:: Exercise details ::
Every line of the material below must be repeated exactly.

>> begin

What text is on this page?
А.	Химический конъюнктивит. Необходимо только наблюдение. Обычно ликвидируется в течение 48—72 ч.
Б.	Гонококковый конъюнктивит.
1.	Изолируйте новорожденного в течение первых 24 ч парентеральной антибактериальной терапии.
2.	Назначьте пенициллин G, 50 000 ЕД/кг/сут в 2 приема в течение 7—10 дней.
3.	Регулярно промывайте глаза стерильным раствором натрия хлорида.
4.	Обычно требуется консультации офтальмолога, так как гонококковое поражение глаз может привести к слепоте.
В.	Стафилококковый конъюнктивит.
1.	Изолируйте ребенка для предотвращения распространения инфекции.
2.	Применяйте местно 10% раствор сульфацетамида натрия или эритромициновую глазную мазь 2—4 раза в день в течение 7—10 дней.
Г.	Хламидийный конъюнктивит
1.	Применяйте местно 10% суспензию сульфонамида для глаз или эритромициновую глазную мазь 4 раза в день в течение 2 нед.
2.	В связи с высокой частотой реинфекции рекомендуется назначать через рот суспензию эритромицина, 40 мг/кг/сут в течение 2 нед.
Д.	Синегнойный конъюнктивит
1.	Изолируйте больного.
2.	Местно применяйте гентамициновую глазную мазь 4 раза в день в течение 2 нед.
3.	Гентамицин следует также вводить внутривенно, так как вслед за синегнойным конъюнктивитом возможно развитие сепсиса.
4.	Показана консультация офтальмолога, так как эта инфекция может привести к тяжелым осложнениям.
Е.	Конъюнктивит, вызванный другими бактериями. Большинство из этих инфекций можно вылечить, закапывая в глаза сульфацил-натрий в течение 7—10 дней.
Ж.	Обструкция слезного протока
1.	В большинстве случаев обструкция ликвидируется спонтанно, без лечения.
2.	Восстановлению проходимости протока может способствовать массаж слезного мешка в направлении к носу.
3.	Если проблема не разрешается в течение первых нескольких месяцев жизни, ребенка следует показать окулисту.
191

>> end

:: Solved problem ::
What text is on this page?
А.	Химический конъюнктивит. Необходимо только наблюдение. Обычно ликвидируется в течение 48—72 ч.
Б.	Гонококковый конъюнктивит.
1.	Изолируйте новорожденного в течение первых 24 ч парентеральной антибактериальной терапии.
2.	Назначьте пенициллин G, 50 000 ЕД/кг/сут в 2 приема в течение 7—10 дней.
3.	Регулярно промывайте глаза стерильным раствором натрия хлорида.
4.	Обычно требуется консультации офтальмолога, так как гонококковое поражение глаз может привести к слепоте.
В.	Стафилококковый конъюнктивит.
1.	Изолируйте ребенка для предотвращения распространения инфекции.
2.	Применяйте местно 10% раствор сульфацетамида натрия или эритромициновую глазную мазь 2—4 раза в день в течение 7—10 дней.
Г.	Хламидийный конъюнктивит
1.	Применяйте местно 10% суспензию сульфонамида для глаз или эритромициновую глазную мазь 4 раза в день в течение 2 нед.
2.	В связи с высокой частотой реинфекции рекомендуется назначать через рот суспензию эритромицина, 40 мг/кг/сут в течение 2 нед.
Д.	Синегнойный конъюнктивит
1.	Изолируйте больного.
2.	Местно применяйте гентамициновую глазную мазь 4 раза в день в течение 2 нед.
3.	Гентамицин следует также вводить внутривенно, так как вслед за синегнойным конъюнктивитом возможно развитие сепсиса.
4.	Показана консультация офтальмолога, так как эта инфекция может привести к тяжелым осложнениям.
Е.	Конъюнктивит, вызванный другими бактериями. Большинство из этих инфекций можно вылечить, закапывая в глаза сульфацил-натрий в течение 7—10 дней.
Ж.	Обструкция слезного протока
1.	В большинстве случаев обструкция ликвидируется спонтанно, без лечения.
2.	Восстановлению проходимости протока может способствовать массаж слезного мешка в направлении к носу.
3.	Если проблема не разрешается в течение первых нескольких месяцев жизни, ребенка следует показать окулисту.
191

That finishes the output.